Recorded data
──────────────────────────────

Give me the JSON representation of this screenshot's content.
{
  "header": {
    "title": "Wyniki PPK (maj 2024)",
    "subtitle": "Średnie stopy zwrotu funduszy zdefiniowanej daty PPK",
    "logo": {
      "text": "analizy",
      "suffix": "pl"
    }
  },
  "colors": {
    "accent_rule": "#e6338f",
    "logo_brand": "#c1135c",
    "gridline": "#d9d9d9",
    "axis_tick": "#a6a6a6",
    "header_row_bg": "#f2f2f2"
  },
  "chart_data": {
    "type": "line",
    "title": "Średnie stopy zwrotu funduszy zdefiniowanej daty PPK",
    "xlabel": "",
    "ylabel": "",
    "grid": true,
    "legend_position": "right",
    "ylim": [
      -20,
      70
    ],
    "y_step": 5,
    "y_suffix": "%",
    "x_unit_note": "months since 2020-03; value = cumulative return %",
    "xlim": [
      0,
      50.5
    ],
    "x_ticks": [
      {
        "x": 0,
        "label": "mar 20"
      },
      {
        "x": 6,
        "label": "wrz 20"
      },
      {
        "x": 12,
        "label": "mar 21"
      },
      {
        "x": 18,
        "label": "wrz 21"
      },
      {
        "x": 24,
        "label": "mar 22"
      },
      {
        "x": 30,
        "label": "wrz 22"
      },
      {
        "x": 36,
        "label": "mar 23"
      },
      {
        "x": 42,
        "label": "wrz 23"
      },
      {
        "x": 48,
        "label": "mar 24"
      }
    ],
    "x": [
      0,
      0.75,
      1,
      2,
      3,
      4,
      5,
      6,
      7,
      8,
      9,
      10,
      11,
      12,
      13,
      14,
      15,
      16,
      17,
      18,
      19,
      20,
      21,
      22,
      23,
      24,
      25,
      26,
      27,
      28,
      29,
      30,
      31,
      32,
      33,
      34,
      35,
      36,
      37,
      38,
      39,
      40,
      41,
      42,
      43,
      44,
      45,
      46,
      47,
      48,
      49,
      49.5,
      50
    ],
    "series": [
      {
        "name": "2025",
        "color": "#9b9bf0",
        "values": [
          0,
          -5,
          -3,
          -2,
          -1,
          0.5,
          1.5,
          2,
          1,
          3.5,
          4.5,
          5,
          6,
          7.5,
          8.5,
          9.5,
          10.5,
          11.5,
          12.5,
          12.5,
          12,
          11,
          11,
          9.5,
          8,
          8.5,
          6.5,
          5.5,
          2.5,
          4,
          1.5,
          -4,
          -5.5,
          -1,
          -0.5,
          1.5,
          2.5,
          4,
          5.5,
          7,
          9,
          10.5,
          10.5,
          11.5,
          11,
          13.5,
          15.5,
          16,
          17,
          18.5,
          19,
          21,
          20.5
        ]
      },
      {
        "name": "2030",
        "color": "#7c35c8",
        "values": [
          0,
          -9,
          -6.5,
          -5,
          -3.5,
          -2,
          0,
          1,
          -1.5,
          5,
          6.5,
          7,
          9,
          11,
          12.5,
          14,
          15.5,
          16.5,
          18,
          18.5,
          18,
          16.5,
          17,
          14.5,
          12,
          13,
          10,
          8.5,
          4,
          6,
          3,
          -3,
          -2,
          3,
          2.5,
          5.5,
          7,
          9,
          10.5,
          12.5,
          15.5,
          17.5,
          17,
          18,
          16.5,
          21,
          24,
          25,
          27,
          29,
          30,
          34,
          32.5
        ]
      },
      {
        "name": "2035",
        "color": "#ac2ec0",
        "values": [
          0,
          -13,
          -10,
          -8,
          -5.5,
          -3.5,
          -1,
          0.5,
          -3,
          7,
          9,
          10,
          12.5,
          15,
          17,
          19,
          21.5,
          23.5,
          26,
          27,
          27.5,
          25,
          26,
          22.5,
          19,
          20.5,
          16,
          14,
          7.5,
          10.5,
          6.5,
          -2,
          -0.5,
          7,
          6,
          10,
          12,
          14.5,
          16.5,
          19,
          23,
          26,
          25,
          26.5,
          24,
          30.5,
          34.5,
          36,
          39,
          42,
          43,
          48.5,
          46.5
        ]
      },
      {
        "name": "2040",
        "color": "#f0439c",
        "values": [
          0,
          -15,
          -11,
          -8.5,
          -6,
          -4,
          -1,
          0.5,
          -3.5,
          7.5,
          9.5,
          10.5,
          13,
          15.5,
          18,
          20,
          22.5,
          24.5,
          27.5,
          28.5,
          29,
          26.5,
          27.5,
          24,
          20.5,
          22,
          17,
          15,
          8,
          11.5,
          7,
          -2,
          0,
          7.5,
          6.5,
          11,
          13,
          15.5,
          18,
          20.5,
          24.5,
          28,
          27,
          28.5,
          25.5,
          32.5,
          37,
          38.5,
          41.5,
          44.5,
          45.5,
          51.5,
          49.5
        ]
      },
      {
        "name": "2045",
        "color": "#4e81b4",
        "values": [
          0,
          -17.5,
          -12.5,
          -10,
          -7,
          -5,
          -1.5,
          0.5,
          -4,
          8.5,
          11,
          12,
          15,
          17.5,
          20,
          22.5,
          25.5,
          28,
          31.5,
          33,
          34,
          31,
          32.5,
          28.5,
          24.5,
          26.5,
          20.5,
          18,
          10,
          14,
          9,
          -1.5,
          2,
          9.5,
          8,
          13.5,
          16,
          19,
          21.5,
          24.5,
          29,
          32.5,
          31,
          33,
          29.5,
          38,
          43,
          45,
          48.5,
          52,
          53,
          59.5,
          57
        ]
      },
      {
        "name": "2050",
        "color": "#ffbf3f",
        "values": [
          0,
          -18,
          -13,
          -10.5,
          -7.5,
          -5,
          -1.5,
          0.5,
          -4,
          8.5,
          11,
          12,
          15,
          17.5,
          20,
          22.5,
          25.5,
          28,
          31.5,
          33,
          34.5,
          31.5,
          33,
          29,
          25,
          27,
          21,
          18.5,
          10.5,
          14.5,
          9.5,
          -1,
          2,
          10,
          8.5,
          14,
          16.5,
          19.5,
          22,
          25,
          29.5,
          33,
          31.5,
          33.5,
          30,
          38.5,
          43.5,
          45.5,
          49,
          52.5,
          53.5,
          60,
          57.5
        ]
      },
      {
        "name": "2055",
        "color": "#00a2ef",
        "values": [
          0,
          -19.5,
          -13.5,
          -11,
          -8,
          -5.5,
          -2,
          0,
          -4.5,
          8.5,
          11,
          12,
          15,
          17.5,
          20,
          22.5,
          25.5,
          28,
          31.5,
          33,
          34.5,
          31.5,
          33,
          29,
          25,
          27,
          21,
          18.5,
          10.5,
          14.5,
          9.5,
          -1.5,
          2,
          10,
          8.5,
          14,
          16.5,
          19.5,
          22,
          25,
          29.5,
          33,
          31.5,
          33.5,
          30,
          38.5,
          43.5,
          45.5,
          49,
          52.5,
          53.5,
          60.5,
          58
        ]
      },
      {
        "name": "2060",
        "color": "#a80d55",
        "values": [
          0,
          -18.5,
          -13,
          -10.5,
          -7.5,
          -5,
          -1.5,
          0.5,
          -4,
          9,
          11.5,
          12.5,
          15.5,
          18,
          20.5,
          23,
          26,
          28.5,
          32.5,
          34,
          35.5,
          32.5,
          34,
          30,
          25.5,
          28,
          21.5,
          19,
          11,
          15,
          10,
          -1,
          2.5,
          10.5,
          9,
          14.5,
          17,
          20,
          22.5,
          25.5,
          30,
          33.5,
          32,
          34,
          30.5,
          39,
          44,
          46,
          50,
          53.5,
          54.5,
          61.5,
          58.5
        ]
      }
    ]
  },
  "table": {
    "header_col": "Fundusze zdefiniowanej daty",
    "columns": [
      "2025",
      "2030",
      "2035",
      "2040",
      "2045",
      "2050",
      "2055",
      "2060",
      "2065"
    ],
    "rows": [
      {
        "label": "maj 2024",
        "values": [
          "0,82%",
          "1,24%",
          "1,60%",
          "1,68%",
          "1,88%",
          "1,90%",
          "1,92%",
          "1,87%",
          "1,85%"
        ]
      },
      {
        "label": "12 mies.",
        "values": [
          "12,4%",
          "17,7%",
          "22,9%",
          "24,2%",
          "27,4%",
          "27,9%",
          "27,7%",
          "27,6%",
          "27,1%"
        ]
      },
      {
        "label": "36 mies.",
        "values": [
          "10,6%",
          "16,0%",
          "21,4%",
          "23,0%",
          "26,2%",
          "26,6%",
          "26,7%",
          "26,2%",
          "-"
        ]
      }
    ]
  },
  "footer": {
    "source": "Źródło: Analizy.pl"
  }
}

──────────────────────────────

#### WHAT YOU SHOULD DO:
Among the entries above, how many lines include the word "zdefiniowanej"? Give the number with no comment.

#### WRITTEN ANSWER:
3